What to do: Search the data below for "status"; list each line that holds it.

........

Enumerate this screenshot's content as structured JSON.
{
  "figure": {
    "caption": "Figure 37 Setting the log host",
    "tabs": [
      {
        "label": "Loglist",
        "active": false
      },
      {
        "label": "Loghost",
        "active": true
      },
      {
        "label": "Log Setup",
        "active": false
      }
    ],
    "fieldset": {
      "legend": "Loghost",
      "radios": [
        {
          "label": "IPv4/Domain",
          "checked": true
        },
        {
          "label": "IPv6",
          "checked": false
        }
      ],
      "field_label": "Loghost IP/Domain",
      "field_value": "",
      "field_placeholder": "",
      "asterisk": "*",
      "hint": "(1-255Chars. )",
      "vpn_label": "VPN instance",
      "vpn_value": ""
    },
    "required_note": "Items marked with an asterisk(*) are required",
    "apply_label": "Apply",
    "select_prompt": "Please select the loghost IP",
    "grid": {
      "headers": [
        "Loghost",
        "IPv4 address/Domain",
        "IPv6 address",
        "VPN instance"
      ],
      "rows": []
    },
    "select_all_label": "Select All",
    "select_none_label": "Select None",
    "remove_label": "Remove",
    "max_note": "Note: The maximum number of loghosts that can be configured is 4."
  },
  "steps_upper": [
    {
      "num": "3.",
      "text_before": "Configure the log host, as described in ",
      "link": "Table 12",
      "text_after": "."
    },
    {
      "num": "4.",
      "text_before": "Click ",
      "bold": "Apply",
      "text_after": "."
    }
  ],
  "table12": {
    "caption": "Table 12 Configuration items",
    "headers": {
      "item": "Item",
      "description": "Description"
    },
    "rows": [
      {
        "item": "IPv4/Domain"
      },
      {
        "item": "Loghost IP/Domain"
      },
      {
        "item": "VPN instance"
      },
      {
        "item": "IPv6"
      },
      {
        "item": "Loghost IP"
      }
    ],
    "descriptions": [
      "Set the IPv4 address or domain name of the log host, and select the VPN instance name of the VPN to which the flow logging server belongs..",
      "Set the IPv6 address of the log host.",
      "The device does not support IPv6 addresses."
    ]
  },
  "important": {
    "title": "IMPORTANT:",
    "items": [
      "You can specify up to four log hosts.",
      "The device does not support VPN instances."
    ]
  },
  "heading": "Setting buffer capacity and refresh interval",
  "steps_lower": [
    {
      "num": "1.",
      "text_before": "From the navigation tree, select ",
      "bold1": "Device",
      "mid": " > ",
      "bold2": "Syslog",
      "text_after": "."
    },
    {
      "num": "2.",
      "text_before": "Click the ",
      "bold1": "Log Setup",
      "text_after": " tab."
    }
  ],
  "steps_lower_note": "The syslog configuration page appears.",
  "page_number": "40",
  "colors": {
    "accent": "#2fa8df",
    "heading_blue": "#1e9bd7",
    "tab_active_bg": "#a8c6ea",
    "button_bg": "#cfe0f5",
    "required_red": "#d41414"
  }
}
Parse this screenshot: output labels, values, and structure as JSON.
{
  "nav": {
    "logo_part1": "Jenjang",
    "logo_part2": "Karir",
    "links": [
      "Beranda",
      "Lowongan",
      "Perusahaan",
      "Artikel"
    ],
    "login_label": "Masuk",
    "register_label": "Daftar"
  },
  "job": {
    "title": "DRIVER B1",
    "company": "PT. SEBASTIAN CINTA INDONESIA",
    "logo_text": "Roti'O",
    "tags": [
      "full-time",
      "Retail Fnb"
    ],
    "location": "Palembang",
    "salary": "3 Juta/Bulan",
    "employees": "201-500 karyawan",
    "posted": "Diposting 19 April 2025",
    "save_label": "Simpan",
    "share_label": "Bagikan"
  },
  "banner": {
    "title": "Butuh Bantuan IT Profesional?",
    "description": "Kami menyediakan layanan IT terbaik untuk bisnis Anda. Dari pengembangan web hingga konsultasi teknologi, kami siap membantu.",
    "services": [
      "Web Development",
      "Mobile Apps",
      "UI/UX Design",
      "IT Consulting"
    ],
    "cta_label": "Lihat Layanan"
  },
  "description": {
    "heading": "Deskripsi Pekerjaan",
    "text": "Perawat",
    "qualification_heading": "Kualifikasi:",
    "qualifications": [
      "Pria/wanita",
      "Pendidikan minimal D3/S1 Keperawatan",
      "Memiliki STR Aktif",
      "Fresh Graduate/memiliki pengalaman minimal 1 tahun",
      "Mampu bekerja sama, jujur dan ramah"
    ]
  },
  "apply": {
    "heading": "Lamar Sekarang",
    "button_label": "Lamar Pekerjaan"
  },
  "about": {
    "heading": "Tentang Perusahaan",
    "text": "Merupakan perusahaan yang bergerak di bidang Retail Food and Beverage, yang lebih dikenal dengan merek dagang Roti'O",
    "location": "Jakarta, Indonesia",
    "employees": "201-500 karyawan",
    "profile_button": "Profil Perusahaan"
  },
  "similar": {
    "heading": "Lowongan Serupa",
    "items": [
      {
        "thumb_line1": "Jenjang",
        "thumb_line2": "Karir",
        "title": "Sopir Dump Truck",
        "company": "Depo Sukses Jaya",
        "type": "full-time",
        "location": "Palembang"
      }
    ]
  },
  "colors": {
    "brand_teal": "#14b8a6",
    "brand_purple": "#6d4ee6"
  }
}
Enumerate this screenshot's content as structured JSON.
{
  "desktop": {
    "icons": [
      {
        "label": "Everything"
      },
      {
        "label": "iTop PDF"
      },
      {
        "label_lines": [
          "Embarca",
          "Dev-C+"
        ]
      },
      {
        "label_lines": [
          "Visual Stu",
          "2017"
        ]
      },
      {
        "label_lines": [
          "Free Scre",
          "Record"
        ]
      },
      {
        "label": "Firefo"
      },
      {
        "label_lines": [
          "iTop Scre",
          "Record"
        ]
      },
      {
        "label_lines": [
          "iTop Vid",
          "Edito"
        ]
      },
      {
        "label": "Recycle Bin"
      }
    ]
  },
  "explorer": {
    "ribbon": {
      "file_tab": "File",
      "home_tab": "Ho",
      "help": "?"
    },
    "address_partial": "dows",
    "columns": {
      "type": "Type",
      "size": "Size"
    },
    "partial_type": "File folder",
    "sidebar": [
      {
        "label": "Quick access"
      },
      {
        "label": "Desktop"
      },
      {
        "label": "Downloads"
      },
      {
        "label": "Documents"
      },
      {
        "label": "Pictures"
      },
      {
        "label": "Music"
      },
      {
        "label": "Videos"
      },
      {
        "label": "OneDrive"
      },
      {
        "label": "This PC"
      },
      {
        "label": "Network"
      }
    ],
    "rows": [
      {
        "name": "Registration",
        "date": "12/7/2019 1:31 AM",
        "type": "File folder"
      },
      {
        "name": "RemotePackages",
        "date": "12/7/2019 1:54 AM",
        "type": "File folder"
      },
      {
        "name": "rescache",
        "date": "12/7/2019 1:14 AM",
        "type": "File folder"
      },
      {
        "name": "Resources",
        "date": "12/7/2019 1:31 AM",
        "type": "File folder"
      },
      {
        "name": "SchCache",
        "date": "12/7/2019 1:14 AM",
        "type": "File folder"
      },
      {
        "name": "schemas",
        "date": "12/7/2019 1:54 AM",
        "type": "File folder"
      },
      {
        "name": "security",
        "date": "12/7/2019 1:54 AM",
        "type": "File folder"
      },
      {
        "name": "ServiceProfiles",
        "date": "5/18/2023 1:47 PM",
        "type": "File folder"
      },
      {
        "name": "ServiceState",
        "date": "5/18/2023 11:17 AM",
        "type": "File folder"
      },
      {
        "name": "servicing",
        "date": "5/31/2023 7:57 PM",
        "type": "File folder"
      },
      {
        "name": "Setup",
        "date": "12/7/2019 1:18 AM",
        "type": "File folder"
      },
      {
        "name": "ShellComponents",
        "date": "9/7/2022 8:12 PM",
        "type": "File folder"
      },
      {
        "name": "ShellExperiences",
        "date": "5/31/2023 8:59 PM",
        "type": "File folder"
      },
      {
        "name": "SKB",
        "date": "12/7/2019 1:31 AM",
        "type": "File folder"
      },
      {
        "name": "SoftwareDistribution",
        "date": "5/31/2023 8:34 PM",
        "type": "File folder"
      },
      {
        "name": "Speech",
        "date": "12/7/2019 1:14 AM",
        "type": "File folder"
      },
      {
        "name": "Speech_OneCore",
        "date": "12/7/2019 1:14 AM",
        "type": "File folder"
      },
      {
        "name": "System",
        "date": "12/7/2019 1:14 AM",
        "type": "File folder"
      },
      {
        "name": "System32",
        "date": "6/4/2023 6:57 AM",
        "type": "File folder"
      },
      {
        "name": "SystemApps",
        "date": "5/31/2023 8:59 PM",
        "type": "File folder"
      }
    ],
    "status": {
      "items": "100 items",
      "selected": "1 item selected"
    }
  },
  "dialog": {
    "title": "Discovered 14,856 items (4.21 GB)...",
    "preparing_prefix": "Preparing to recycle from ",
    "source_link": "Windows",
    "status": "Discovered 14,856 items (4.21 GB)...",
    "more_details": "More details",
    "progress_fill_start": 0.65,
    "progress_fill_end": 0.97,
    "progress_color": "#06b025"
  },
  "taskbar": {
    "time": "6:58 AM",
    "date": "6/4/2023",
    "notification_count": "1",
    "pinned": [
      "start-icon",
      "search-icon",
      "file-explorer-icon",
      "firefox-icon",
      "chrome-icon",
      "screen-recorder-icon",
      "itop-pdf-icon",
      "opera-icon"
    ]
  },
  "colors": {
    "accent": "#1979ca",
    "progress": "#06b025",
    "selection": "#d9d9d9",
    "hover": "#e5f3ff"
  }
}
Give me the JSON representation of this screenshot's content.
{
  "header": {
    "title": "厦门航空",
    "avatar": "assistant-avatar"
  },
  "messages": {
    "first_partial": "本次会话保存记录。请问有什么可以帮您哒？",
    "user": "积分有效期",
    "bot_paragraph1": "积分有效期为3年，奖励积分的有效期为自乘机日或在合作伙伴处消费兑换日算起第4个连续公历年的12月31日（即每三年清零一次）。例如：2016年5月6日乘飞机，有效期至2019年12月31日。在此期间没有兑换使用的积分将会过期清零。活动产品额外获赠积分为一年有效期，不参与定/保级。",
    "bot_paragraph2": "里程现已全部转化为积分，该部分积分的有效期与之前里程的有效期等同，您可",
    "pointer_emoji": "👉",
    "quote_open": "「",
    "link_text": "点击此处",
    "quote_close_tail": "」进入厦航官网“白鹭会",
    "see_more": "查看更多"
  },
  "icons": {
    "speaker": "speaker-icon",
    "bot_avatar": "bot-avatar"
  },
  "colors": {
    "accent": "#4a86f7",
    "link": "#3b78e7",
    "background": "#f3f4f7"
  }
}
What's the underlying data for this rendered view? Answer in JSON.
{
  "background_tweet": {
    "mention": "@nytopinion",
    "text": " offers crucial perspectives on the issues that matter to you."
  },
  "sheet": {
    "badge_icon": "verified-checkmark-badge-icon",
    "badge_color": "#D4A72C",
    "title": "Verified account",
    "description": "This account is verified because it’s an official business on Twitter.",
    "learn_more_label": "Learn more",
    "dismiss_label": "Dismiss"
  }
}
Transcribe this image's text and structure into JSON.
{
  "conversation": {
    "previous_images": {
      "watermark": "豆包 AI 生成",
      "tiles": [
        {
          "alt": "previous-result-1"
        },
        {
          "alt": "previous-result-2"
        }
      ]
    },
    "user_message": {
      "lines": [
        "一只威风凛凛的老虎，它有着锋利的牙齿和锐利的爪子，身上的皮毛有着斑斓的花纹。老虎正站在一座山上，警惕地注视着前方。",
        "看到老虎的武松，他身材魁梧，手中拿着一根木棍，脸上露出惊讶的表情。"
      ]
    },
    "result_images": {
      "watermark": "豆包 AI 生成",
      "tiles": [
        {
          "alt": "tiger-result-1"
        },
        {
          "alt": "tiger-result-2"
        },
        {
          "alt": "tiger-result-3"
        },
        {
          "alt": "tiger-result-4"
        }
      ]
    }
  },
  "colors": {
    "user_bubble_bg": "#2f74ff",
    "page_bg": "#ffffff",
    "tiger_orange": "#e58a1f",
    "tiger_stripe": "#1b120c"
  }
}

........

Exercise answer:
    "status": {
    "status": "Discovered 14,856 items (4.21 GB)...",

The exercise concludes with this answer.